Task to complete: Extract the lines that carry the string "first" from the listing.

════════

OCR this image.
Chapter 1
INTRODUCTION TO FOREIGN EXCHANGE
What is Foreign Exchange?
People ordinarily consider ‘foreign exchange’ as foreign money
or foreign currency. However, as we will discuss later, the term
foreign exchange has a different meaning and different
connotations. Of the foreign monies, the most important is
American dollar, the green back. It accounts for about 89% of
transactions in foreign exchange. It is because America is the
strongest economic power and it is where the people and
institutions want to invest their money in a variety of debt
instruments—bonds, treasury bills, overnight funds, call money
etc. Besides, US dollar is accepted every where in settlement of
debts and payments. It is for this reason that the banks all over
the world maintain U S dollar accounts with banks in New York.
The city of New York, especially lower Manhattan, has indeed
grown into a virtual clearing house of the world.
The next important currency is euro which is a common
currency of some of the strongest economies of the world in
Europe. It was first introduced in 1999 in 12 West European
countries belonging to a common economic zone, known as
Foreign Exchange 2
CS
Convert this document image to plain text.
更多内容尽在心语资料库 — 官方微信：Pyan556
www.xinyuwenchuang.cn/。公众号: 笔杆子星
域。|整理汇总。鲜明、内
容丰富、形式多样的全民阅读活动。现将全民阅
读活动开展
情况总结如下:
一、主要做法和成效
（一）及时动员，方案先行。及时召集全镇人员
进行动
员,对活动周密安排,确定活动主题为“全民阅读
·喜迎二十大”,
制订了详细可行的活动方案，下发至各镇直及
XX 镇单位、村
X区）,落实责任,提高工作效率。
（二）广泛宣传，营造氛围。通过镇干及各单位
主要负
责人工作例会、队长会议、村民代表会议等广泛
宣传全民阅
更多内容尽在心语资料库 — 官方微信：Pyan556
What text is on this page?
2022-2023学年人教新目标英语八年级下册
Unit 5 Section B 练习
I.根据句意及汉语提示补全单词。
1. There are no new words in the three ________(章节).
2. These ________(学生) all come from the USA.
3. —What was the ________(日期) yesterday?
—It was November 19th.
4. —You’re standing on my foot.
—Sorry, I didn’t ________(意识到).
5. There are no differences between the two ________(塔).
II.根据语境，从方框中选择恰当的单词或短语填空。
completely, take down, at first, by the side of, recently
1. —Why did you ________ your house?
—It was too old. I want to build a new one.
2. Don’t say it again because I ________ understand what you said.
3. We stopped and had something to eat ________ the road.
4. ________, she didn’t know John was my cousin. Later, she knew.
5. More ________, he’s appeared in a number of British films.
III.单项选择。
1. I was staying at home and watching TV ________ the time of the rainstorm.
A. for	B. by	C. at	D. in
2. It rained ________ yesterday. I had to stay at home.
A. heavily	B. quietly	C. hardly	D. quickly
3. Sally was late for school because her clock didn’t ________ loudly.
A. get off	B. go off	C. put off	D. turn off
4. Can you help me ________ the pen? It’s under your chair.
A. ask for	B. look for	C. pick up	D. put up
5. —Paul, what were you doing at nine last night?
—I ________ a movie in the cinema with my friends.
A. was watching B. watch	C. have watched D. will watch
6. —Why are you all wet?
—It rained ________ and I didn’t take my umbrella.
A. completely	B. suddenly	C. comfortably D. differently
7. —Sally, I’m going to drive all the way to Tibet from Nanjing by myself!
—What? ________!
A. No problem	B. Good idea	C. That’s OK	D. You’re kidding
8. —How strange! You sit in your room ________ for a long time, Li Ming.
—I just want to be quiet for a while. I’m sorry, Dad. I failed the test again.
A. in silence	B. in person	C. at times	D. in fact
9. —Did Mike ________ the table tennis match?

════════

Answer to this exercise:
Europe. It was first introduced in 1999 in 12 West European
completely, take down, at first, by the side of, recently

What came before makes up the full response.